- _Instruction_
Transcribe all the entries word for word, omitting any pictures they contain.

- _Saved entries_
++++++++++

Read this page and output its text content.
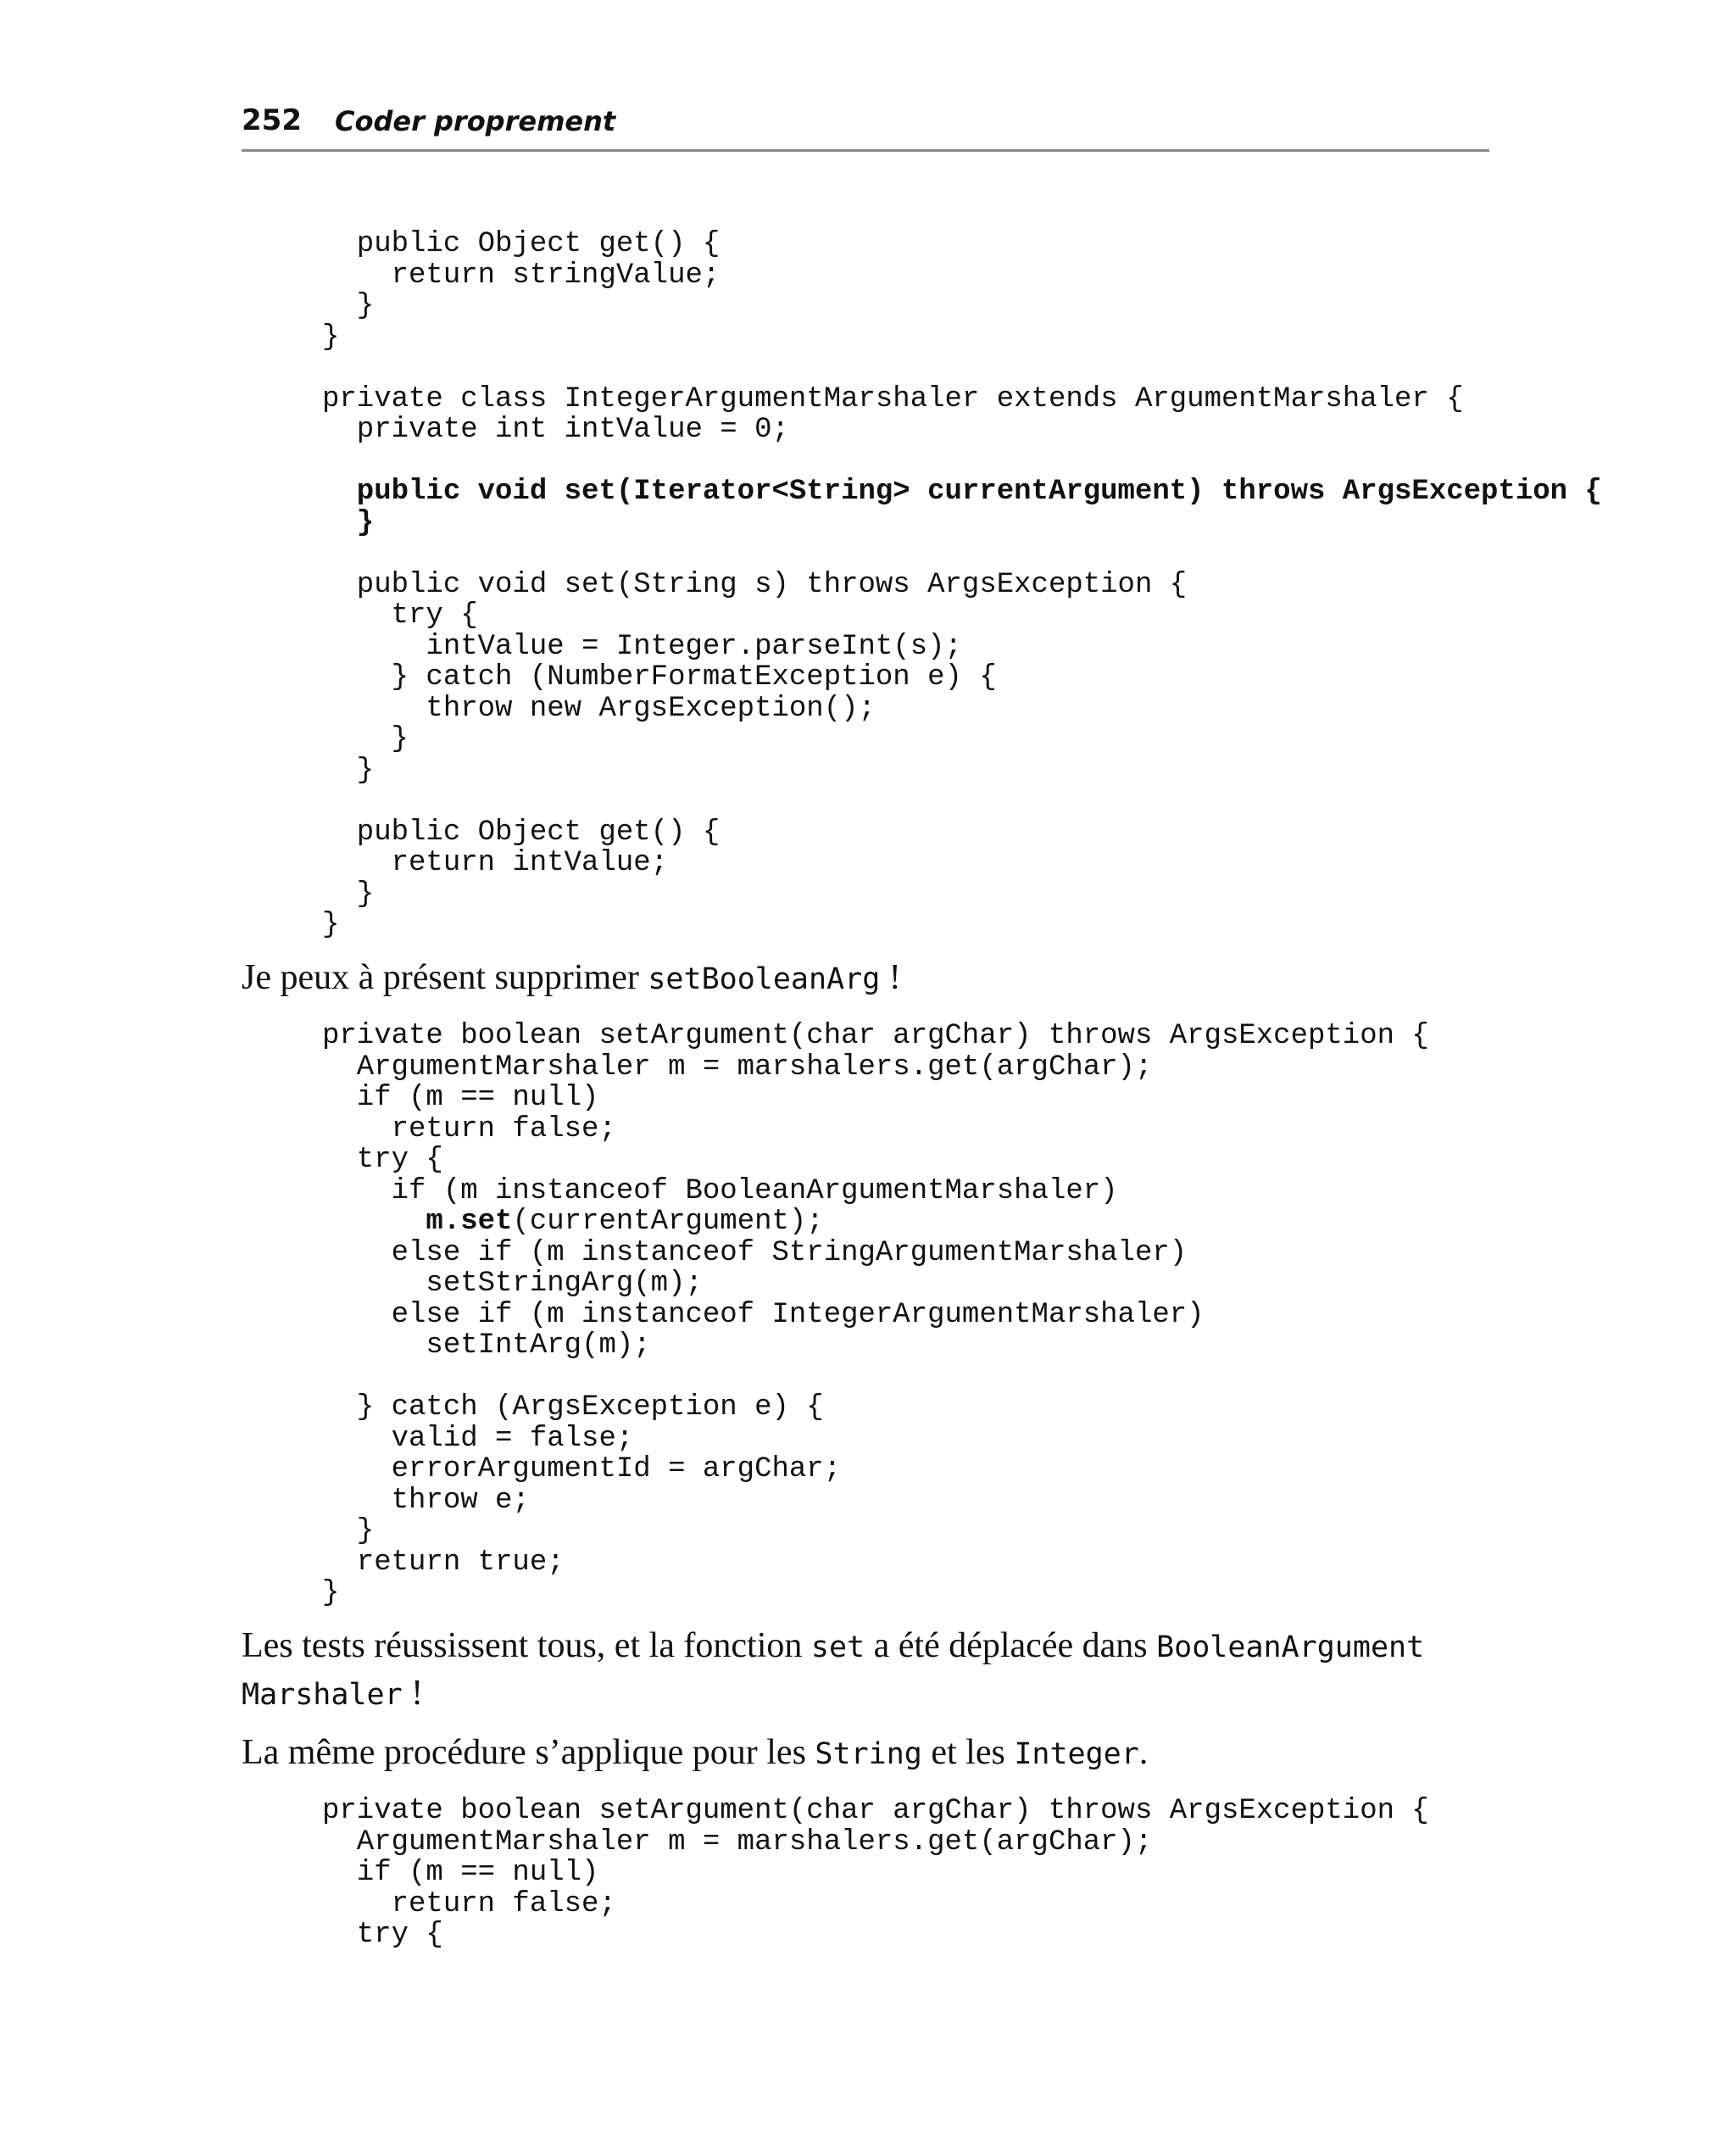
252 Coder proprement
public Object get() {
return stringValue;
}
}
private class IntegerArgumentMarshaler extends ArgumentMarshaler {
private int intValue = 0;
public void set(Iterator<String> currentArgument) throws ArgsException {
}
public void set(String s) throws ArgsException {
try {
intValue = Integer.parseInt(s);
} catch (NumberFormatException e) {
throw new ArgsException();
}
}
public Object get() {
return intValue;
}
}

Je peux à présent supprimer setBooleanArg !

private boolean setArgument(char argChar) throws ArgsException {
ArgumentMarshaler m = marshalers.get(argChar);
if (m == null)
return false;
try {
if (m instanceof BooleanArgumentMarshaler)
m.set(currentArgument);
else if (m instanceof StringArgumentMarshaler)
setStringArg(m);
else if (m instanceof IntegerArgumentMarshaler)
setIntArg(m);
} catch (ArgsException e) {
valid = false;
errorArgumentId = argChar;
throw e;
}
return true;
}

Les tests réussissent tous, et la fonction set a été déplacée dans BooleanArgument Marshaler !

La même procédure s’applique pour les String et les Integer.

private boolean setArgument(char argChar) throws ArgsException {
ArgumentMarshaler m = marshalers.get(argChar);
if (m == null)
return false;
try {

++++++++++

- _Complete output_
Read this page and output its text content.
252 Coder proprement
public Object get() {
return stringValue;
}
}
private class IntegerArgumentMarshaler extends ArgumentMarshaler {
private int intValue = 0;
public void set(Iterator<String> currentArgument) throws ArgsException {
}
public void set(String s) throws ArgsException {
try {
intValue = Integer.parseInt(s);
} catch (NumberFormatException e) {
throw new ArgsException();
}
}
public Object get() {
return intValue;
}
}

Je peux à présent supprimer setBooleanArg !

private boolean setArgument(char argChar) throws ArgsException {
ArgumentMarshaler m = marshalers.get(argChar);
if (m == null)
return false;
try {
if (m instanceof BooleanArgumentMarshaler)
m.set(currentArgument);
else if (m instanceof StringArgumentMarshaler)
setStringArg(m);
else if (m instanceof IntegerArgumentMarshaler)
setIntArg(m);
} catch (ArgsException e) {
valid = false;
errorArgumentId = argChar;
throw e;
}
return true;
}

Les tests réussissent tous, et la fonction set a été déplacée dans BooleanArgument Marshaler !

La même procédure s’applique pour les String et les Integer.

private boolean setArgument(char argChar) throws ArgsException {
ArgumentMarshaler m = marshalers.get(argChar);
if (m == null)
return false;
try {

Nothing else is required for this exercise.